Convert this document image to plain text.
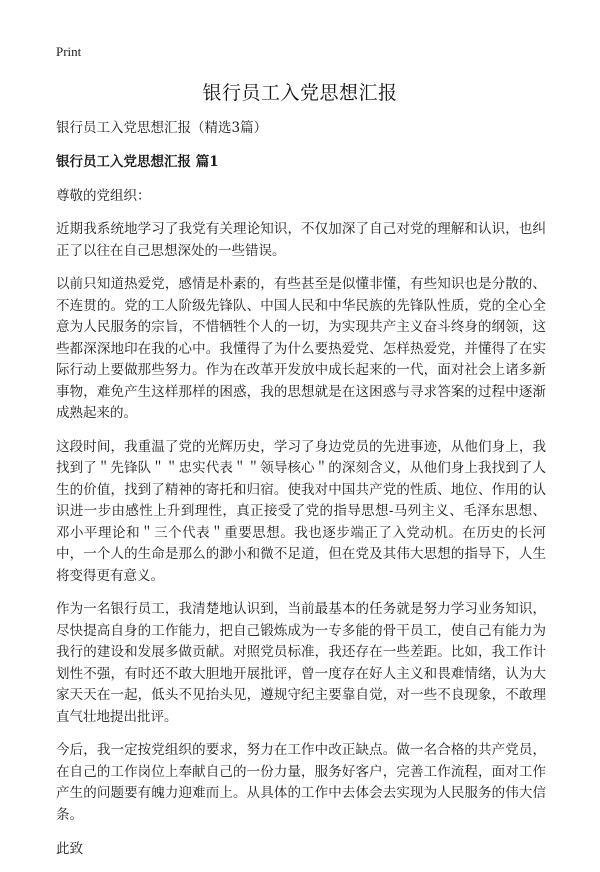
Print
银行员工入党思想汇报

银行员工入党思想汇报（精选3篇）

银行员工入党思想汇报 篇1

尊敬的党组织：

近期我系统地学习了我党有关理论知识，不仅加深了自己对党的理解和认识，也纠正了以往在自己思想深处的一些错误。

以前只知道热爱党，感情是朴素的，有些甚至是似懂非懂，有些知识也是分散的、不连贯的。党的工人阶级先锋队、中国人民和中华民族的先锋队性质，党的全心全意为人民服务的宗旨，不惜牺牲个人的一切，为实现共产主义奋斗终身的纲领，这些都深深地印在我的心中。我懂得了为什么要热爱党、怎样热爱党，并懂得了在实际行动上要做那些努力。作为在改革开发放中成长起来的一代，面对社会上诸多新事物，难免产生这样那样的困惑，我的思想就是在这困惑与寻求答案的过程中逐渐成熟起来的。

这段时间，我重温了党的光辉历史，学习了身边党员的先进事迹，从他们身上，我找到了＂先锋队＂＂忠实代表＂＂领导核心＂的深刻含义，从他们身上我找到了人生的价值，找到了精神的寄托和归宿。使我对中国共产党的性质、地位、作用的认识进一步由感性上升到理性，真正接受了党的指导思想-马列主义、毛泽东思想、邓小平理论和＂三个代表＂重要思想。我也逐步端正了入党动机。在历史的长河中，一个人的生命是那么的渺小和微不足道，但在党及其伟大思想的指导下，人生将变得更有意义。

作为一名银行员工，我清楚地认识到，当前最基本的任务就是努力学习业务知识，尽快提高自身的工作能力，把自己锻炼成为一专多能的骨干员工，使自己有能力为我行的建设和发展多做贡献。对照党员标准，我还存在一些差距。比如，我工作计划性不强，有时还不敢大胆地开展批评，曾一度存在好人主义和畏难情绪，认为大家天天在一起，低头不见抬头见，遵规守纪主要靠自觉，对一些不良现象，不敢理直气壮地提出批评。

今后，我一定按党组织的要求，努力在工作中改正缺点。做一名合格的共产党员，在自己的工作岗位上奉献自己的一份力量，服务好客户，完善工作流程，面对工作产生的问题要有魄力迎难而上。从具体的工作中去体会去实现为人民服务的伟大信条。

此致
--
■ Short exercise: Write only the number of lines in the records that include the word "银行员工入党思想汇报".

■ Answer to the task: 3